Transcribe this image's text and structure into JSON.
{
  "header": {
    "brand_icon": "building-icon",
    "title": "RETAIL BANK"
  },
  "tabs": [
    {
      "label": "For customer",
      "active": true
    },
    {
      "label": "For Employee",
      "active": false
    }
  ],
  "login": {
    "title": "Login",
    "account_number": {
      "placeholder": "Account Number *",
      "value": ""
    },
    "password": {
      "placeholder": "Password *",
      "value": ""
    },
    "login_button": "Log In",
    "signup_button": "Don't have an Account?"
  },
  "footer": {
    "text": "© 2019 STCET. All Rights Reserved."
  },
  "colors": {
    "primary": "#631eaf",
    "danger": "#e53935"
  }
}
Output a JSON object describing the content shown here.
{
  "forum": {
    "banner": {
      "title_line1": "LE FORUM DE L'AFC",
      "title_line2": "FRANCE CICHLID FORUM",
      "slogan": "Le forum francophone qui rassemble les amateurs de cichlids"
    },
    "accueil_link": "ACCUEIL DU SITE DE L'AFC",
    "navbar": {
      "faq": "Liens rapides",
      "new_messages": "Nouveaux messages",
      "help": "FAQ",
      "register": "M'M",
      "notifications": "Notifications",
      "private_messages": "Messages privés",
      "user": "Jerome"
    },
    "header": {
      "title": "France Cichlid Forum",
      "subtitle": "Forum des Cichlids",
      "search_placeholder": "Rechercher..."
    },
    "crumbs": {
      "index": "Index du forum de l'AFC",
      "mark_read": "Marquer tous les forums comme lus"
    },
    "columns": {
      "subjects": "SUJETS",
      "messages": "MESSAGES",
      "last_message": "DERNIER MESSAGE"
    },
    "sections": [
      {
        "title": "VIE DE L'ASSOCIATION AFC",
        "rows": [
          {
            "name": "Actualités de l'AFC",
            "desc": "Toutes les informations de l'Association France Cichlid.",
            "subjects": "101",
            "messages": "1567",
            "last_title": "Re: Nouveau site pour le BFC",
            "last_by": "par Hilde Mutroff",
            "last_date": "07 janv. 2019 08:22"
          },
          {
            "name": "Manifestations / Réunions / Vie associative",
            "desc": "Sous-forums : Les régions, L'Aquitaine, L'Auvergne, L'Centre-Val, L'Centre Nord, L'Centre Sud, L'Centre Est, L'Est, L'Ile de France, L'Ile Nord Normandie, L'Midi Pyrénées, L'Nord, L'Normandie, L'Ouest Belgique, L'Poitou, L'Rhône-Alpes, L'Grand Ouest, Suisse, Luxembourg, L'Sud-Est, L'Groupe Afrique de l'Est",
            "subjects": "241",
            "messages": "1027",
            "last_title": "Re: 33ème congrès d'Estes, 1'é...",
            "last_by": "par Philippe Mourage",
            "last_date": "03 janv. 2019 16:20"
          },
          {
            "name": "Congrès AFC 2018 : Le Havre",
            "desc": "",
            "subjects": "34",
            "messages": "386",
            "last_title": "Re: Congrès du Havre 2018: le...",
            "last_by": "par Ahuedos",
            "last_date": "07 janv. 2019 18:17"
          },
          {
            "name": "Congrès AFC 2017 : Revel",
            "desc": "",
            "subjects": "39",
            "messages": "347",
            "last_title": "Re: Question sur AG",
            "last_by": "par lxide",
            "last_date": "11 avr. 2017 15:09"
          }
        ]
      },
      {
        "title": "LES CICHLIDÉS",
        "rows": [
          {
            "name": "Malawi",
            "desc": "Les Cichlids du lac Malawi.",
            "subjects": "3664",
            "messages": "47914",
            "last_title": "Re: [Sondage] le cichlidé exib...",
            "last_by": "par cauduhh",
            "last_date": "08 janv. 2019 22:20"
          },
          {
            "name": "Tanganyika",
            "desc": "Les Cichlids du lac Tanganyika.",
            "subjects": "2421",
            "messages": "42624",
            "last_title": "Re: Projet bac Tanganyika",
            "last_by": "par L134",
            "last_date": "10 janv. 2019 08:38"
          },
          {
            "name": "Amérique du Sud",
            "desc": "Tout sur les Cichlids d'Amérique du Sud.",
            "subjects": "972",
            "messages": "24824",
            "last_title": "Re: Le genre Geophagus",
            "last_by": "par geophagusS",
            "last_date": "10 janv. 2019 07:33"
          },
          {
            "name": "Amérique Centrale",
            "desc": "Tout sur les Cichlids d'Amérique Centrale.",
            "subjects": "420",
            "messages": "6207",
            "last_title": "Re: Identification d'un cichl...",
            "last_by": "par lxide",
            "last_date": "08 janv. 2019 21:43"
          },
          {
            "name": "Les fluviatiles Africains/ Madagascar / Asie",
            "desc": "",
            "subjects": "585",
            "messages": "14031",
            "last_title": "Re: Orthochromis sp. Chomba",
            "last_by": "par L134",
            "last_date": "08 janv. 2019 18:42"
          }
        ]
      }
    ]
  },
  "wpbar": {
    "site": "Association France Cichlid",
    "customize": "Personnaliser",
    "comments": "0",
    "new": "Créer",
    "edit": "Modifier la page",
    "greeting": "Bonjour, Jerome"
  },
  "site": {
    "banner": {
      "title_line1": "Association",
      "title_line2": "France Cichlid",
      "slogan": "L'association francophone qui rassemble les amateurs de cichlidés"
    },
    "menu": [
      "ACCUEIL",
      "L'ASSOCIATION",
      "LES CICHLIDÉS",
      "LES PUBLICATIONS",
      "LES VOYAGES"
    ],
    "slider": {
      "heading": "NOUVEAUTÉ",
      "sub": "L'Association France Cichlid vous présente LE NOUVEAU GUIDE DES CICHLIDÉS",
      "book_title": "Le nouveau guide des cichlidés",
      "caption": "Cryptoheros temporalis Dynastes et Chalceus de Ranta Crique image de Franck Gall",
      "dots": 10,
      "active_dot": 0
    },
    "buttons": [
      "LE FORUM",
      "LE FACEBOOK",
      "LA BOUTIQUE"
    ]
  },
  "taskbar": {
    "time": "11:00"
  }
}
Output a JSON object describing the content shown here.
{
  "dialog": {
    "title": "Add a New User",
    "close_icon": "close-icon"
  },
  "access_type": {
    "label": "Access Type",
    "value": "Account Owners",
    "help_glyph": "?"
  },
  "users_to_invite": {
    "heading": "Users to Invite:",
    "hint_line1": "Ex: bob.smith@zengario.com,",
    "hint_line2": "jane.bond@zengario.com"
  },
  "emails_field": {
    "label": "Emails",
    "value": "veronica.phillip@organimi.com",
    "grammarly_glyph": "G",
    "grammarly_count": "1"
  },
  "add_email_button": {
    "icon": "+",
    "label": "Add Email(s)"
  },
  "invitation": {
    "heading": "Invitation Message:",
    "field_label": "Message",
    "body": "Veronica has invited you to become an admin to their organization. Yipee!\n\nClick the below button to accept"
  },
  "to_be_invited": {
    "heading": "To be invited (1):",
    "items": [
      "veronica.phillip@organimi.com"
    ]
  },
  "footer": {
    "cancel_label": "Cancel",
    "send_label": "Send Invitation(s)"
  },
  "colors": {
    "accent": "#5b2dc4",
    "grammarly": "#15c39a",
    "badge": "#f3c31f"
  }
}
----------
> [Exercise requirements]:
Copy out the full set of records precisely, leaving nothing out.

> [Exercise solution]:
Transcribe this image's text and structure into JSON.
{
  "header": {
    "brand_icon": "building-icon",
    "title": "RETAIL BANK"
  },
  "tabs": [
    {
      "label": "For customer",
      "active": true
    },
    {
      "label": "For Employee",
      "active": false
    }
  ],
  "login": {
    "title": "Login",
    "account_number": {
      "placeholder": "Account Number *",
      "value": ""
    },
    "password": {
      "placeholder": "Password *",
      "value": ""
    },
    "login_button": "Log In",
    "signup_button": "Don't have an Account?"
  },
  "footer": {
    "text": "© 2019 STCET. All Rights Reserved."
  },
  "colors": {
    "primary": "#631eaf",
    "danger": "#e53935"
  }
}
Output a JSON object describing the content shown here.
{
  "forum": {
    "banner": {
      "title_line1": "LE FORUM DE L'AFC",
      "title_line2": "FRANCE CICHLID FORUM",
      "slogan": "Le forum francophone qui rassemble les amateurs de cichlids"
    },
    "accueil_link": "ACCUEIL DU SITE DE L'AFC",
    "navbar": {
      "faq": "Liens rapides",
      "new_messages": "Nouveaux messages",
      "help": "FAQ",
      "register": "M'M",
      "notifications": "Notifications",
      "private_messages": "Messages privés",
      "user": "Jerome"
    },
    "header": {
      "title": "France Cichlid Forum",
      "subtitle": "Forum des Cichlids",
      "search_placeholder": "Rechercher..."
    },
    "crumbs": {
      "index": "Index du forum de l'AFC",
      "mark_read": "Marquer tous les forums comme lus"
    },
    "columns": {
      "subjects": "SUJETS",
      "messages": "MESSAGES",
      "last_message": "DERNIER MESSAGE"
    },
    "sections": [
      {
        "title": "VIE DE L'ASSOCIATION AFC",
        "rows": [
          {
            "name": "Actualités de l'AFC",
            "desc": "Toutes les informations de l'Association France Cichlid.",
            "subjects": "101",
            "messages": "1567",
            "last_title": "Re: Nouveau site pour le BFC",
            "last_by": "par Hilde Mutroff",
            "last_date": "07 janv. 2019 08:22"
          },
          {
            "name": "Manifestations / Réunions / Vie associative",
            "desc": "Sous-forums : Les régions, L'Aquitaine, L'Auvergne, L'Centre-Val, L'Centre Nord, L'Centre Sud, L'Centre Est, L'Est, L'Ile de France, L'Ile Nord Normandie, L'Midi Pyrénées, L'Nord, L'Normandie, L'Ouest Belgique, L'Poitou, L'Rhône-Alpes, L'Grand Ouest, Suisse, Luxembourg, L'Sud-Est, L'Groupe Afrique de l'Est",
            "subjects": "241",
            "messages": "1027",
            "last_title": "Re: 33ème congrès d'Estes, 1'é...",
            "last_by": "par Philippe Mourage",
            "last_date": "03 janv. 2019 16:20"
          },
          {
            "name": "Congrès AFC 2018 : Le Havre",
            "desc": "",
            "subjects": "34",
            "messages": "386",
            "last_title": "Re: Congrès du Havre 2018: le...",
            "last_by": "par Ahuedos",
            "last_date": "07 janv. 2019 18:17"
          },
          {
            "name": "Congrès AFC 2017 : Revel",
            "desc": "",
            "subjects": "39",
            "messages": "347",
            "last_title": "Re: Question sur AG",
            "last_by": "par lxide",
            "last_date": "11 avr. 2017 15:09"
          }
        ]
      },
      {
        "title": "LES CICHLIDÉS",
        "rows": [
          {
            "name": "Malawi",
            "desc": "Les Cichlids du lac Malawi.",
            "subjects": "3664",
            "messages": "47914",
            "last_title": "Re: [Sondage] le cichlidé exib...",
            "last_by": "par cauduhh",
            "last_date": "08 janv. 2019 22:20"
          },
          {
            "name": "Tanganyika",
            "desc": "Les Cichlids du lac Tanganyika.",
            "subjects": "2421",
            "messages": "42624",
            "last_title": "Re: Projet bac Tanganyika",
            "last_by": "par L134",
            "last_date": "10 janv. 2019 08:38"
          },
          {
            "name": "Amérique du Sud",
            "desc": "Tout sur les Cichlids d'Amérique du Sud.",
            "subjects": "972",
            "messages": "24824",
            "last_title": "Re: Le genre Geophagus",
            "last_by": "par geophagusS",
            "last_date": "10 janv. 2019 07:33"
          },
          {
            "name": "Amérique Centrale",
            "desc": "Tout sur les Cichlids d'Amérique Centrale.",
            "subjects": "420",
            "messages": "6207",
            "last_title": "Re: Identification d'un cichl...",
            "last_by": "par lxide",
            "last_date": "08 janv. 2019 21:43"
          },
          {
            "name": "Les fluviatiles Africains/ Madagascar / Asie",
            "desc": "",
            "subjects": "585",
            "messages": "14031",
            "last_title": "Re: Orthochromis sp. Chomba",
            "last_by": "par L134",
            "last_date": "08 janv. 2019 18:42"
          }
        ]
      }
    ]
  },
  "wpbar": {
    "site": "Association France Cichlid",
    "customize": "Personnaliser",
    "comments": "0",
    "new": "Créer",
    "edit": "Modifier la page",
    "greeting": "Bonjour, Jerome"
  },
  "site": {
    "banner": {
      "title_line1": "Association",
      "title_line2": "France Cichlid",
      "slogan": "L'association francophone qui rassemble les amateurs de cichlidés"
    },
    "menu": [
      "ACCUEIL",
      "L'ASSOCIATION",
      "LES CICHLIDÉS",
      "LES PUBLICATIONS",
      "LES VOYAGES"
    ],
    "slider": {
      "heading": "NOUVEAUTÉ",
      "sub": "L'Association France Cichlid vous présente LE NOUVEAU GUIDE DES CICHLIDÉS",
      "book_title": "Le nouveau guide des cichlidés",
      "caption": "Cryptoheros temporalis Dynastes et Chalceus de Ranta Crique image de Franck Gall",
      "dots": 10,
      "active_dot": 0
    },
    "buttons": [
      "LE FORUM",
      "LE FACEBOOK",
      "LA BOUTIQUE"
    ]
  },
  "taskbar": {
    "time": "11:00"
  }
}
Output a JSON object describing the content shown here.
{
  "dialog": {
    "title": "Add a New User",
    "close_icon": "close-icon"
  },
  "access_type": {
    "label": "Access Type",
    "value": "Account Owners",
    "help_glyph": "?"
  },
  "users_to_invite": {
    "heading": "Users to Invite:",
    "hint_line1": "Ex: bob.smith@zengario.com,",
    "hint_line2": "jane.bond@zengario.com"
  },
  "emails_field": {
    "label": "Emails",
    "value": "veronica.phillip@organimi.com",
    "grammarly_glyph": "G",
    "grammarly_count": "1"
  },
  "add_email_button": {
    "icon": "+",
    "label": "Add Email(s)"
  },
  "invitation": {
    "heading": "Invitation Message:",
    "field_label": "Message",
    "body": "Veronica has invited you to become an admin to their organization. Yipee!\n\nClick the below button to accept"
  },
  "to_be_invited": {
    "heading": "To be invited (1):",
    "items": [
      "veronica.phillip@organimi.com"
    ]
  },
  "footer": {
    "cancel_label": "Cancel",
    "send_label": "Send Invitation(s)"
  },
  "colors": {
    "accent": "#5b2dc4",
    "grammarly": "#15c39a",
    "badge": "#f3c31f"
  }
}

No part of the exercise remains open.